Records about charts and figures

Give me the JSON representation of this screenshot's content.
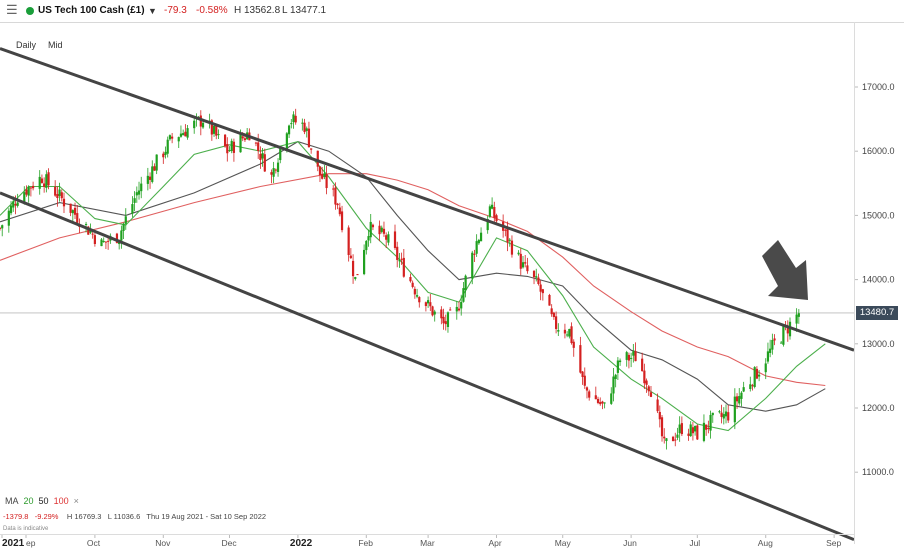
{
  "header": {
    "menu_icon": "menu-icon",
    "instrument": "US Tech 100 Cash (£1)",
    "dropdown_icon": "chevron-down-icon",
    "change": "-79.3",
    "change_pct": "-0.58%",
    "high": "H 13562.8",
    "low": "L 13477.1",
    "status_color": "#1a9e3a",
    "negative_color": "#d31f1f"
  },
  "toolbar": {
    "timeframe": "Daily",
    "price_type": "Mid"
  },
  "footer": {
    "ma_label": "MA",
    "ma_20": "20",
    "ma_50": "50",
    "ma_100": "100",
    "close_icon": "×",
    "change_abs": "-1379.8",
    "change_pct": "-9.29%",
    "high": "H 16769.3",
    "low": "L 11036.6",
    "range": "Thu 19 Aug 2021 - Sat 10 Sep 2022",
    "disclaimer": "Data is indicative"
  },
  "current_price_label": "13480.7",
  "annotation_arrow_icon": "arrow-down-right-icon",
  "chart_data": {
    "type": "candlestick",
    "x_tick_labels": [
      "2021",
      "ep",
      "Oct",
      "Nov",
      "Dec",
      "2022",
      "Feb",
      "Mar",
      "Apr",
      "May",
      "Jun",
      "Jul",
      "Aug",
      "Sep"
    ],
    "y_tick_labels": [
      "11000.0",
      "12000.0",
      "13000.0",
      "14000.0",
      "15000.0",
      "16000.0",
      "17000.0"
    ],
    "ylim": [
      10000,
      17800
    ],
    "current_price": 13480.7,
    "colors": {
      "up": "#1fa01f",
      "down": "#d42020",
      "ma20": "#4caf4c",
      "ma50": "#555555",
      "ma100": "#e06060",
      "trendline": "#444444"
    },
    "channel_upper": [
      [
        "2021-08-19",
        17600
      ],
      [
        "2022-09-10",
        12900
      ]
    ],
    "channel_lower": [
      [
        "2021-08-19",
        15350
      ],
      [
        "2022-09-10",
        9950
      ]
    ],
    "ma20": [
      [
        "2021-08-19",
        15000
      ],
      [
        "2021-09-01",
        15450
      ],
      [
        "2021-09-15",
        15450
      ],
      [
        "2021-10-01",
        14950
      ],
      [
        "2021-10-15",
        14850
      ],
      [
        "2021-11-01",
        15450
      ],
      [
        "2021-11-15",
        15950
      ],
      [
        "2021-12-01",
        16100
      ],
      [
        "2021-12-15",
        16000
      ],
      [
        "2022-01-01",
        16150
      ],
      [
        "2022-01-15",
        15600
      ],
      [
        "2022-02-01",
        14800
      ],
      [
        "2022-02-15",
        14350
      ],
      [
        "2022-03-01",
        13800
      ],
      [
        "2022-03-15",
        13650
      ],
      [
        "2022-04-01",
        14650
      ],
      [
        "2022-04-15",
        14450
      ],
      [
        "2022-05-01",
        13750
      ],
      [
        "2022-05-15",
        12950
      ],
      [
        "2022-06-01",
        12450
      ],
      [
        "2022-06-15",
        12150
      ],
      [
        "2022-07-01",
        11750
      ],
      [
        "2022-07-15",
        11650
      ],
      [
        "2022-08-01",
        12150
      ],
      [
        "2022-08-15",
        12650
      ],
      [
        "2022-08-28",
        13000
      ]
    ],
    "ma50": [
      [
        "2021-08-19",
        14900
      ],
      [
        "2021-09-15",
        15200
      ],
      [
        "2021-10-15",
        15000
      ],
      [
        "2021-11-15",
        15350
      ],
      [
        "2021-12-15",
        15800
      ],
      [
        "2022-01-01",
        16150
      ],
      [
        "2022-01-15",
        16000
      ],
      [
        "2022-02-01",
        15600
      ],
      [
        "2022-02-15",
        15000
      ],
      [
        "2022-03-01",
        14450
      ],
      [
        "2022-03-15",
        14000
      ],
      [
        "2022-04-01",
        14100
      ],
      [
        "2022-04-15",
        14050
      ],
      [
        "2022-05-01",
        13900
      ],
      [
        "2022-05-15",
        13400
      ],
      [
        "2022-06-01",
        12900
      ],
      [
        "2022-06-15",
        12750
      ],
      [
        "2022-07-01",
        12450
      ],
      [
        "2022-07-15",
        12050
      ],
      [
        "2022-08-01",
        11950
      ],
      [
        "2022-08-15",
        12050
      ],
      [
        "2022-08-28",
        12300
      ]
    ],
    "ma100": [
      [
        "2021-08-19",
        14300
      ],
      [
        "2021-09-15",
        14650
      ],
      [
        "2021-10-15",
        14900
      ],
      [
        "2021-11-15",
        15200
      ],
      [
        "2021-12-15",
        15450
      ],
      [
        "2022-01-15",
        15650
      ],
      [
        "2022-02-01",
        15650
      ],
      [
        "2022-02-15",
        15550
      ],
      [
        "2022-03-01",
        15400
      ],
      [
        "2022-03-15",
        15150
      ],
      [
        "2022-04-01",
        14950
      ],
      [
        "2022-04-15",
        14750
      ],
      [
        "2022-05-01",
        14350
      ],
      [
        "2022-05-15",
        13900
      ],
      [
        "2022-06-01",
        13500
      ],
      [
        "2022-06-15",
        13200
      ],
      [
        "2022-07-01",
        12950
      ],
      [
        "2022-07-15",
        12800
      ],
      [
        "2022-08-01",
        12500
      ],
      [
        "2022-08-15",
        12400
      ],
      [
        "2022-08-28",
        12350
      ]
    ],
    "close_path": [
      [
        "2021-08-19",
        14800
      ],
      [
        "2021-08-27",
        15300
      ],
      [
        "2021-09-07",
        15600
      ],
      [
        "2021-09-20",
        15100
      ],
      [
        "2021-10-04",
        14550
      ],
      [
        "2021-10-12",
        14700
      ],
      [
        "2021-10-20",
        15350
      ],
      [
        "2021-11-05",
        16200
      ],
      [
        "2021-11-19",
        16500
      ],
      [
        "2021-11-30",
        16000
      ],
      [
        "2021-12-10",
        16300
      ],
      [
        "2021-12-20",
        15600
      ],
      [
        "2021-12-28",
        16500
      ],
      [
        "2022-01-04",
        16400
      ],
      [
        "2022-01-10",
        15700
      ],
      [
        "2022-01-19",
        15200
      ],
      [
        "2022-01-27",
        14000
      ],
      [
        "2022-02-02",
        14800
      ],
      [
        "2022-02-10",
        14650
      ],
      [
        "2022-02-24",
        13800
      ],
      [
        "2022-03-08",
        13300
      ],
      [
        "2022-03-14",
        13500
      ],
      [
        "2022-03-22",
        14500
      ],
      [
        "2022-03-29",
        15100
      ],
      [
        "2022-04-05",
        14700
      ],
      [
        "2022-04-13",
        14200
      ],
      [
        "2022-04-20",
        13900
      ],
      [
        "2022-04-27",
        13300
      ],
      [
        "2022-05-04",
        13200
      ],
      [
        "2022-05-11",
        12300
      ],
      [
        "2022-05-20",
        12000
      ],
      [
        "2022-05-27",
        12750
      ],
      [
        "2022-06-03",
        12800
      ],
      [
        "2022-06-10",
        12300
      ],
      [
        "2022-06-16",
        11400
      ],
      [
        "2022-06-24",
        11700
      ],
      [
        "2022-07-01",
        11600
      ],
      [
        "2022-07-08",
        11800
      ],
      [
        "2022-07-15",
        11900
      ],
      [
        "2022-07-22",
        12300
      ],
      [
        "2022-07-29",
        12600
      ],
      [
        "2022-08-05",
        13000
      ],
      [
        "2022-08-12",
        13300
      ],
      [
        "2022-08-16",
        13480
      ]
    ]
  }
}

> [PROBLEM DESCRIPTION]
Repeat the records above verbatim, with no pictures in the result.

> [THE OUTPUT]
Give me the JSON representation of this screenshot's content.
{
  "header": {
    "menu_icon": "menu-icon",
    "instrument": "US Tech 100 Cash (£1)",
    "dropdown_icon": "chevron-down-icon",
    "change": "-79.3",
    "change_pct": "-0.58%",
    "high": "H 13562.8",
    "low": "L 13477.1",
    "status_color": "#1a9e3a",
    "negative_color": "#d31f1f"
  },
  "toolbar": {
    "timeframe": "Daily",
    "price_type": "Mid"
  },
  "footer": {
    "ma_label": "MA",
    "ma_20": "20",
    "ma_50": "50",
    "ma_100": "100",
    "close_icon": "×",
    "change_abs": "-1379.8",
    "change_pct": "-9.29%",
    "high": "H 16769.3",
    "low": "L 11036.6",
    "range": "Thu 19 Aug 2021 - Sat 10 Sep 2022",
    "disclaimer": "Data is indicative"
  },
  "current_price_label": "13480.7",
  "annotation_arrow_icon": "arrow-down-right-icon",
  "chart_data": {
    "type": "candlestick",
    "x_tick_labels": [
      "2021",
      "ep",
      "Oct",
      "Nov",
      "Dec",
      "2022",
      "Feb",
      "Mar",
      "Apr",
      "May",
      "Jun",
      "Jul",
      "Aug",
      "Sep"
    ],
    "y_tick_labels": [
      "11000.0",
      "12000.0",
      "13000.0",
      "14000.0",
      "15000.0",
      "16000.0",
      "17000.0"
    ],
    "ylim": [
      10000,
      17800
    ],
    "current_price": 13480.7,
    "colors": {
      "up": "#1fa01f",
      "down": "#d42020",
      "ma20": "#4caf4c",
      "ma50": "#555555",
      "ma100": "#e06060",
      "trendline": "#444444"
    },
    "channel_upper": [
      [
        "2021-08-19",
        17600
      ],
      [
        "2022-09-10",
        12900
      ]
    ],
    "channel_lower": [
      [
        "2021-08-19",
        15350
      ],
      [
        "2022-09-10",
        9950
      ]
    ],
    "ma20": [
      [
        "2021-08-19",
        15000
      ],
      [
        "2021-09-01",
        15450
      ],
      [
        "2021-09-15",
        15450
      ],
      [
        "2021-10-01",
        14950
      ],
      [
        "2021-10-15",
        14850
      ],
      [
        "2021-11-01",
        15450
      ],
      [
        "2021-11-15",
        15950
      ],
      [
        "2021-12-01",
        16100
      ],
      [
        "2021-12-15",
        16000
      ],
      [
        "2022-01-01",
        16150
      ],
      [
        "2022-01-15",
        15600
      ],
      [
        "2022-02-01",
        14800
      ],
      [
        "2022-02-15",
        14350
      ],
      [
        "2022-03-01",
        13800
      ],
      [
        "2022-03-15",
        13650
      ],
      [
        "2022-04-01",
        14650
      ],
      [
        "2022-04-15",
        14450
      ],
      [
        "2022-05-01",
        13750
      ],
      [
        "2022-05-15",
        12950
      ],
      [
        "2022-06-01",
        12450
      ],
      [
        "2022-06-15",
        12150
      ],
      [
        "2022-07-01",
        11750
      ],
      [
        "2022-07-15",
        11650
      ],
      [
        "2022-08-01",
        12150
      ],
      [
        "2022-08-15",
        12650
      ],
      [
        "2022-08-28",
        13000
      ]
    ],
    "ma50": [
      [
        "2021-08-19",
        14900
      ],
      [
        "2021-09-15",
        15200
      ],
      [
        "2021-10-15",
        15000
      ],
      [
        "2021-11-15",
        15350
      ],
      [
        "2021-12-15",
        15800
      ],
      [
        "2022-01-01",
        16150
      ],
      [
        "2022-01-15",
        16000
      ],
      [
        "2022-02-01",
        15600
      ],
      [
        "2022-02-15",
        15000
      ],
      [
        "2022-03-01",
        14450
      ],
      [
        "2022-03-15",
        14000
      ],
      [
        "2022-04-01",
        14100
      ],
      [
        "2022-04-15",
        14050
      ],
      [
        "2022-05-01",
        13900
      ],
      [
        "2022-05-15",
        13400
      ],
      [
        "2022-06-01",
        12900
      ],
      [
        "2022-06-15",
        12750
      ],
      [
        "2022-07-01",
        12450
      ],
      [
        "2022-07-15",
        12050
      ],
      [
        "2022-08-01",
        11950
      ],
      [
        "2022-08-15",
        12050
      ],
      [
        "2022-08-28",
        12300
      ]
    ],
    "ma100": [
      [
        "2021-08-19",
        14300
      ],
      [
        "2021-09-15",
        14650
      ],
      [
        "2021-10-15",
        14900
      ],
      [
        "2021-11-15",
        15200
      ],
      [
        "2021-12-15",
        15450
      ],
      [
        "2022-01-15",
        15650
      ],
      [
        "2022-02-01",
        15650
      ],
      [
        "2022-02-15",
        15550
      ],
      [
        "2022-03-01",
        15400
      ],
      [
        "2022-03-15",
        15150
      ],
      [
        "2022-04-01",
        14950
      ],
      [
        "2022-04-15",
        14750
      ],
      [
        "2022-05-01",
        14350
      ],
      [
        "2022-05-15",
        13900
      ],
      [
        "2022-06-01",
        13500
      ],
      [
        "2022-06-15",
        13200
      ],
      [
        "2022-07-01",
        12950
      ],
      [
        "2022-07-15",
        12800
      ],
      [
        "2022-08-01",
        12500
      ],
      [
        "2022-08-15",
        12400
      ],
      [
        "2022-08-28",
        12350
      ]
    ],
    "close_path": [
      [
        "2021-08-19",
        14800
      ],
      [
        "2021-08-27",
        15300
      ],
      [
        "2021-09-07",
        15600
      ],
      [
        "2021-09-20",
        15100
      ],
      [
        "2021-10-04",
        14550
      ],
      [
        "2021-10-12",
        14700
      ],
      [
        "2021-10-20",
        15350
      ],
      [
        "2021-11-05",
        16200
      ],
      [
        "2021-11-19",
        16500
      ],
      [
        "2021-11-30",
        16000
      ],
      [
        "2021-12-10",
        16300
      ],
      [
        "2021-12-20",
        15600
      ],
      [
        "2021-12-28",
        16500
      ],
      [
        "2022-01-04",
        16400
      ],
      [
        "2022-01-10",
        15700
      ],
      [
        "2022-01-19",
        15200
      ],
      [
        "2022-01-27",
        14000
      ],
      [
        "2022-02-02",
        14800
      ],
      [
        "2022-02-10",
        14650
      ],
      [
        "2022-02-24",
        13800
      ],
      [
        "2022-03-08",
        13300
      ],
      [
        "2022-03-14",
        13500
      ],
      [
        "2022-03-22",
        14500
      ],
      [
        "2022-03-29",
        15100
      ],
      [
        "2022-04-05",
        14700
      ],
      [
        "2022-04-13",
        14200
      ],
      [
        "2022-04-20",
        13900
      ],
      [
        "2022-04-27",
        13300
      ],
      [
        "2022-05-04",
        13200
      ],
      [
        "2022-05-11",
        12300
      ],
      [
        "2022-05-20",
        12000
      ],
      [
        "2022-05-27",
        12750
      ],
      [
        "2022-06-03",
        12800
      ],
      [
        "2022-06-10",
        12300
      ],
      [
        "2022-06-16",
        11400
      ],
      [
        "2022-06-24",
        11700
      ],
      [
        "2022-07-01",
        11600
      ],
      [
        "2022-07-08",
        11800
      ],
      [
        "2022-07-15",
        11900
      ],
      [
        "2022-07-22",
        12300
      ],
      [
        "2022-07-29",
        12600
      ],
      [
        "2022-08-05",
        13000
      ],
      [
        "2022-08-12",
        13300
      ],
      [
        "2022-08-16",
        13480
      ]
    ]
  }
}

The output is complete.